Objective: Your task is to extract every entry that follows word for word while excluding the pictures.

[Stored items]

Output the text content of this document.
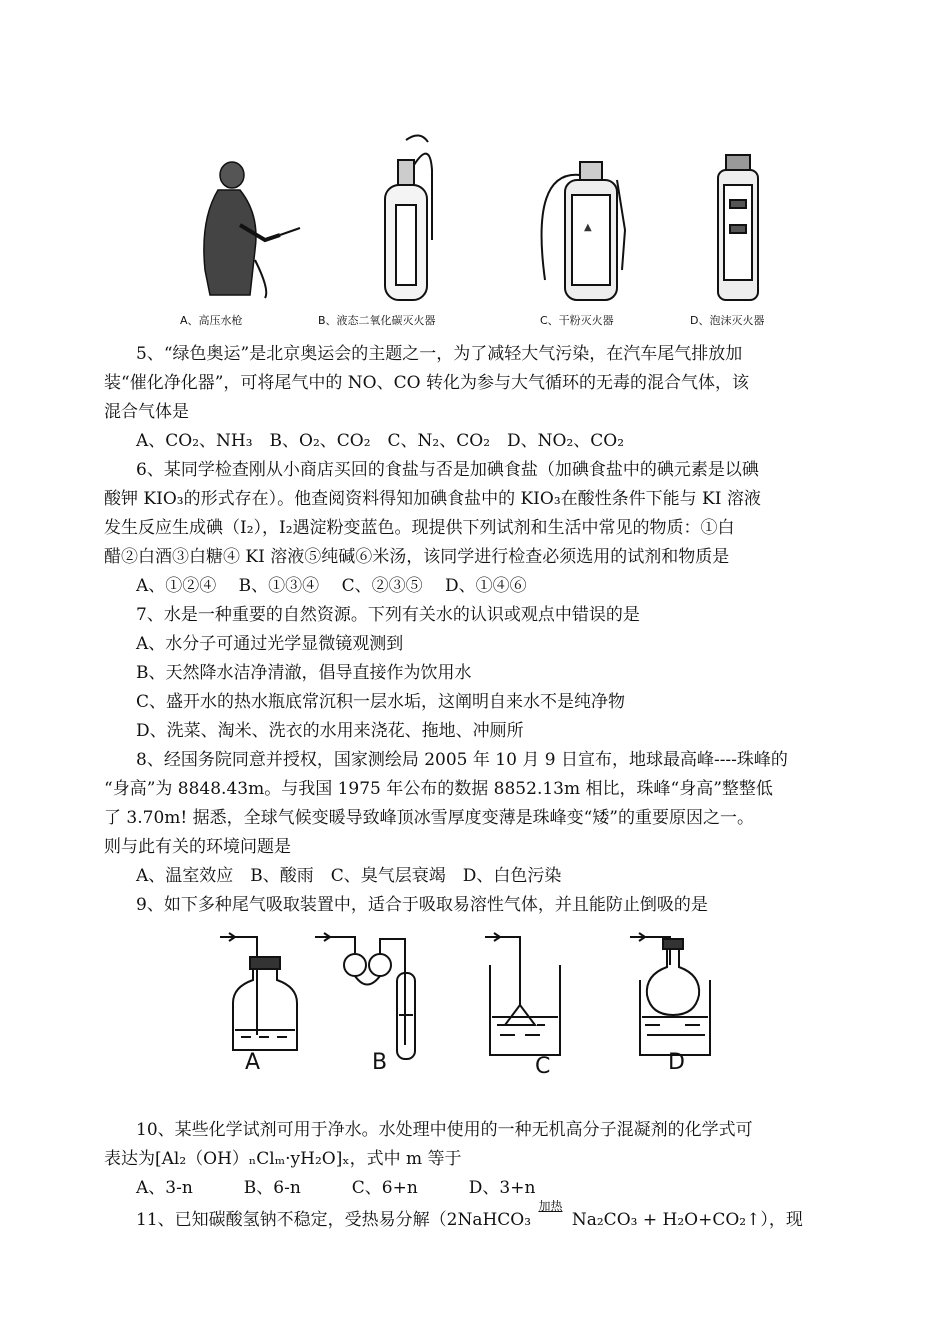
▲
A、高压水枪	B、液态二氧化碳灭火器	C、干粉灭火器	D、泡沫灭火器
5、“绿色奥运”是北京奥运会的主题之一，为了减轻大气污染，在汽车尾气排放加
装“催化净化器”，可将尾气中的 NO、CO 转化为参与大气循环的无毒的混合气体，该
混合气体是
A、CO₂、NH₃　B、O₂、CO₂　C、N₂、CO₂　D、NO₂、CO₂
6、某同学检查刚从小商店买回的食盐与否是加碘食盐（加碘食盐中的碘元素是以碘
酸钾 KIO₃的形式存在）。他查阅资料得知加碘食盐中的 KIO₃在酸性条件下能与 KI 溶液
发生反应生成碘（I₂），I₂遇淀粉变蓝色。现提供下列试剂和生活中常见的物质：①白
醋②白酒③白糖④ KI 溶液⑤纯碱⑥米汤，该同学进行检查必须选用的试剂和物质是
A、①②④　 B、①③④　 C、②③⑤　 D、①④⑥
7、水是一种重要的自然资源。下列有关水的认识或观点中错误的是
A、水分子可通过光学显微镜观测到
B、天然降水洁净清澈，倡导直接作为饮用水
C、盛开水的热水瓶底常沉积一层水垢，这阐明自来水不是纯净物
D、洗菜、淘米、洗衣的水用来浇花、拖地、冲厕所
8、经国务院同意并授权，国家测绘局 2005 年 10 月 9 日宣布，地球最高峰----珠峰的
“身高”为 8848.43m。与我国 1975 年公布的数据 8852.13m 相比，珠峰“身高”整整低
了 3.70m! 据悉，全球气候变暖导致峰顶冰雪厚度变薄是珠峰变“矮”的重要原因之一。
则与此有关的环境问题是
A、温室效应　B、酸雨　C、臭气层衰竭　D、白色污染
9、如下多种尾气吸取装置中，适合于吸取易溶性气体，并且能防止倒吸的是
A	B	C	D
10、某些化学试剂可用于净水。水处理中使用的一种无机高分子混凝剂的化学式可
表达为[Al₂（OH）ₙClₘ·yH₂O]ₓ，式中 m 等于
A、3-n　　　B、6-n　　　C、6+n　　　D、3+n
11、已知碳酸氢钠不稳定，受热易分解（2NaHCO₃
加热
Na₂CO₃ + H₂O+CO₂↑），现
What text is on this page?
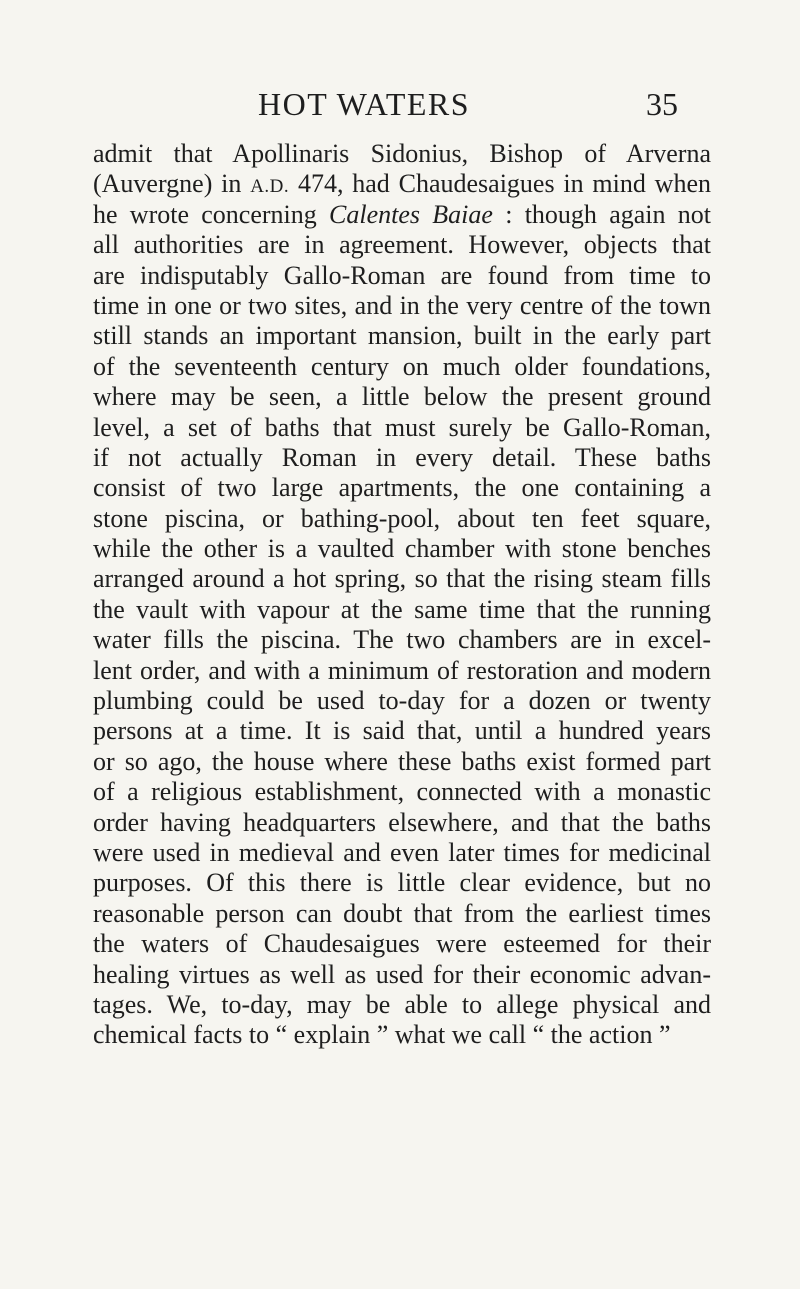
HOT WATERS	35
admit that Apollinaris Sidonius, Bishop of Arverna
(Auvergne) in A.D. 474, had Chaudesaigues in mind when
he wrote concerning Calentes Baiae : though again not
all authorities are in agreement. However, objects that
are indisputably Gallo-Roman are found from time to
time in one or two sites, and in the very centre of the town
still stands an important mansion, built in the early part
of the seventeenth century on much older foundations,
where may be seen, a little below the present ground
level, a set of baths that must surely be Gallo-Roman,
if not actually Roman in every detail. These baths
consist of two large apartments, the one containing a
stone piscina, or bathing-pool, about ten feet square,
while the other is a vaulted chamber with stone benches
arranged around a hot spring, so that the rising steam fills
the vault with vapour at the same time that the running
water fills the piscina. The two chambers are in excel-
lent order, and with a minimum of restoration and modern
plumbing could be used to-day for a dozen or twenty
persons at a time. It is said that, until a hundred years
or so ago, the house where these baths exist formed part
of a religious establishment, connected with a monastic
order having headquarters elsewhere, and that the baths
were used in medieval and even later times for medicinal
purposes. Of this there is little clear evidence, but no
reasonable person can doubt that from the earliest times
the waters of Chaudesaigues were esteemed for their
healing virtues as well as used for their economic advan-
tages. We, to-day, may be able to allege physical and
chemical facts to “ explain ” what we call “ the action ”
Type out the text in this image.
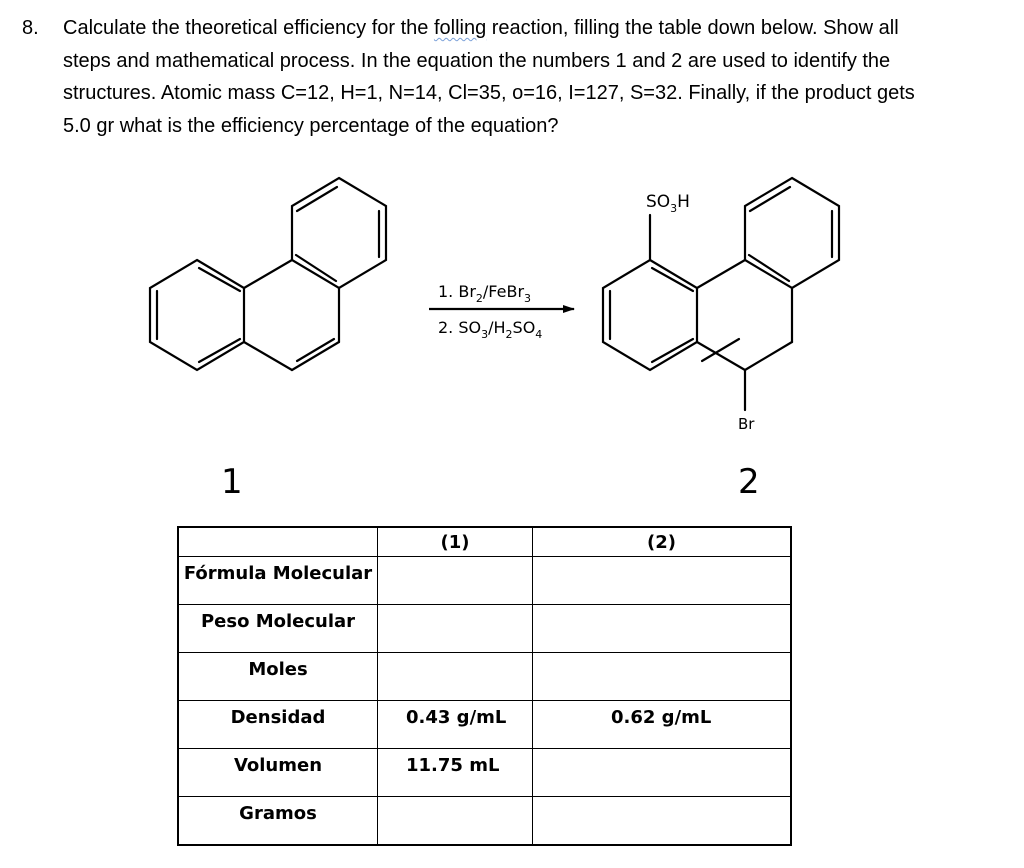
8. Calculate the theoretical efficiency for the folling reaction, filling the table down below. Show all
steps and mathematical process. In the equation the numbers 1 and 2 are used to identify the
structures. Atomic mass C=12, H=1, N=14, Cl=35, o=16, I=127, S=32. Finally, if the product gets
5.0 gr what is the efficiency percentage of the equation?
1. $Br_2/FeBr_3$
2. $SO_3/H_2SO_4$
$SO_3H$
Br
1	2
	(1)	(2)

Fórmula Molecular		

Peso Molecular		

Moles		

Densidad	0.43 g/mL	0.62 g/mL

Volumen	11.75 mL	

Gramos		
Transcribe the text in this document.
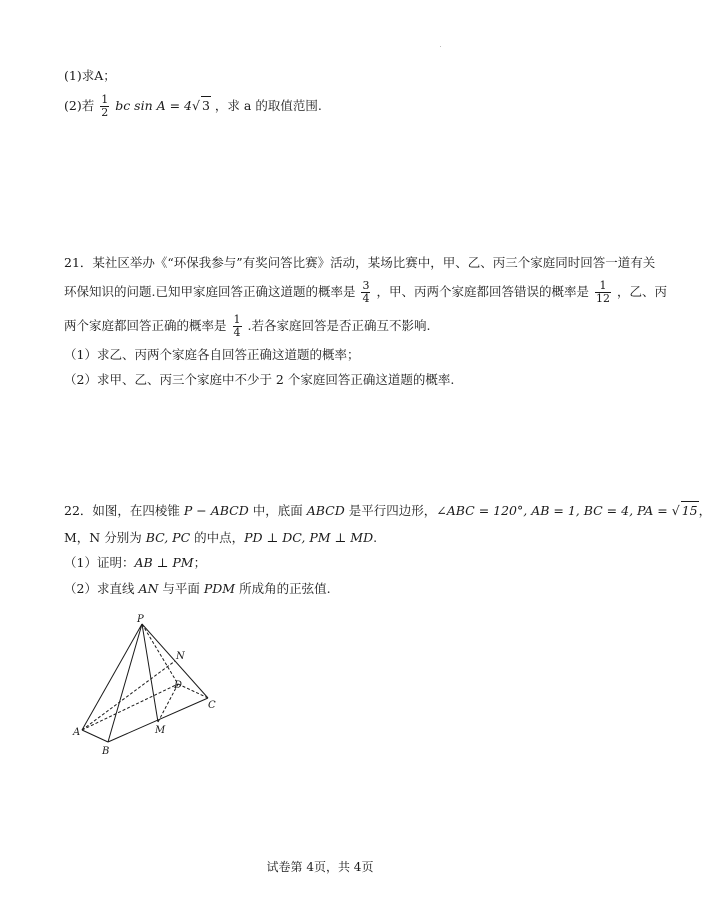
(1)求A；
(2)若 $\frac{1}{2}$ bc sin A = 4√ 3 ，求 a 的取值范围.
21．某社区举办《“环保我参与”有奖问答比赛》活动，某场比赛中，甲、乙、丙三个家庭同时回答一道有关
环保知识的问题.已知甲家庭回答正确这道题的概率是 $\frac{3}{4}$ ，甲、丙两个家庭都回答错误的概率是 $\frac{1}{12}$ ，乙、丙
两个家庭都回答正确的概率是 $\frac{1}{4}$ .若各家庭回答是否正确互不影响.
（1）求乙、丙两个家庭各自回答正确这道题的概率；
（2）求甲、乙、丙三个家庭中不少于 2 个家庭回答正确这道题的概率.
22．如图，在四棱锥 P − ABCD 中，底面 ABCD 是平行四边形，∠ABC = 120°, AB = 1, BC = 4, PA = √ 15，
M，N 分别为 BC, PC 的中点，PD ⊥ DC, PM ⊥ MD.
（1）证明：AB ⊥ PM；
（2）求直线 AN 与平面 PDM 所成角的正弦值.
P
N
D
C
A	M
B
试卷第 4页，共 4页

Final answer:
Output the text content of this document.
▲
A、高压水枪	B、液态二氧化碳灭火器	C、干粉灭火器	D、泡沫灭火器
5、“绿色奥运”是北京奥运会的主题之一，为了减轻大气污染，在汽车尾气排放加
装“催化净化器”，可将尾气中的 NO、CO 转化为参与大气循环的无毒的混合气体，该
混合气体是
A、CO₂、NH₃　B、O₂、CO₂　C、N₂、CO₂　D、NO₂、CO₂
6、某同学检查刚从小商店买回的食盐与否是加碘食盐（加碘食盐中的碘元素是以碘
酸钾 KIO₃的形式存在）。他查阅资料得知加碘食盐中的 KIO₃在酸性条件下能与 KI 溶液
发生反应生成碘（I₂），I₂遇淀粉变蓝色。现提供下列试剂和生活中常见的物质：①白
醋②白酒③白糖④ KI 溶液⑤纯碱⑥米汤，该同学进行检查必须选用的试剂和物质是
A、①②④　 B、①③④　 C、②③⑤　 D、①④⑥
7、水是一种重要的自然资源。下列有关水的认识或观点中错误的是
A、水分子可通过光学显微镜观测到
B、天然降水洁净清澈，倡导直接作为饮用水
C、盛开水的热水瓶底常沉积一层水垢，这阐明自来水不是纯净物
D、洗菜、淘米、洗衣的水用来浇花、拖地、冲厕所
8、经国务院同意并授权，国家测绘局 2005 年 10 月 9 日宣布，地球最高峰----珠峰的
“身高”为 8848.43m。与我国 1975 年公布的数据 8852.13m 相比，珠峰“身高”整整低
了 3.70m! 据悉，全球气候变暖导致峰顶冰雪厚度变薄是珠峰变“矮”的重要原因之一。
则与此有关的环境问题是
A、温室效应　B、酸雨　C、臭气层衰竭　D、白色污染
9、如下多种尾气吸取装置中，适合于吸取易溶性气体，并且能防止倒吸的是
A	B	C	D
10、某些化学试剂可用于净水。水处理中使用的一种无机高分子混凝剂的化学式可
表达为[Al₂（OH）ₙClₘ·yH₂O]ₓ，式中 m 等于
A、3-n　　　B、6-n　　　C、6+n　　　D、3+n
11、已知碳酸氢钠不稳定，受热易分解（2NaHCO₃
加热
Na₂CO₃ + H₂O+CO₂↑），现
What text is on this page?
HOT WATERS	35
admit that Apollinaris Sidonius, Bishop of Arverna
(Auvergne) in A.D. 474, had Chaudesaigues in mind when
he wrote concerning Calentes Baiae : though again not
all authorities are in agreement. However, objects that
are indisputably Gallo-Roman are found from time to
time in one or two sites, and in the very centre of the town
still stands an important mansion, built in the early part
of the seventeenth century on much older foundations,
where may be seen, a little below the present ground
level, a set of baths that must surely be Gallo-Roman,
if not actually Roman in every detail. These baths
consist of two large apartments, the one containing a
stone piscina, or bathing-pool, about ten feet square,
while the other is a vaulted chamber with stone benches
arranged around a hot spring, so that the rising steam fills
the vault with vapour at the same time that the running
water fills the piscina. The two chambers are in excel-
lent order, and with a minimum of restoration and modern
plumbing could be used to-day for a dozen or twenty
persons at a time. It is said that, until a hundred years
or so ago, the house where these baths exist formed part
of a religious establishment, connected with a monastic
order having headquarters elsewhere, and that the baths
were used in medieval and even later times for medicinal
purposes. Of this there is little clear evidence, but no
reasonable person can doubt that from the earliest times
the waters of Chaudesaigues were esteemed for their
healing virtues as well as used for their economic advan-
tages. We, to-day, may be able to allege physical and
chemical facts to “ explain ” what we call “ the action ”
Type out the text in this image.
8. Calculate the theoretical efficiency for the folling reaction, filling the table down below. Show all
steps and mathematical process. In the equation the numbers 1 and 2 are used to identify the
structures. Atomic mass C=12, H=1, N=14, Cl=35, o=16, I=127, S=32. Finally, if the product gets
5.0 gr what is the efficiency percentage of the equation?
1. $Br_2/FeBr_3$
2. $SO_3/H_2SO_4$
$SO_3H$
Br
1	2
	(1)	(2)

Fórmula Molecular		

Peso Molecular		

Moles		

Densidad	0.43 g/mL	0.62 g/mL

Volumen	11.75 mL	

Gramos		
Transcribe the text in this document.
(1)求A；
(2)若 $\frac{1}{2}$ bc sin A = 4√ 3 ，求 a 的取值范围.
21．某社区举办《“环保我参与”有奖问答比赛》活动，某场比赛中，甲、乙、丙三个家庭同时回答一道有关
环保知识的问题.已知甲家庭回答正确这道题的概率是 $\frac{3}{4}$ ，甲、丙两个家庭都回答错误的概率是 $\frac{1}{12}$ ，乙、丙
两个家庭都回答正确的概率是 $\frac{1}{4}$ .若各家庭回答是否正确互不影响.
（1）求乙、丙两个家庭各自回答正确这道题的概率；
（2）求甲、乙、丙三个家庭中不少于 2 个家庭回答正确这道题的概率.
22．如图，在四棱锥 P − ABCD 中，底面 ABCD 是平行四边形，∠ABC = 120°, AB = 1, BC = 4, PA = √ 15，
M，N 分别为 BC, PC 的中点，PD ⊥ DC, PM ⊥ MD.
（1）证明：AB ⊥ PM；
（2）求直线 AN 与平面 PDM 所成角的正弦值.
P
N
D
C
A	M
B
试卷第 4页，共 4页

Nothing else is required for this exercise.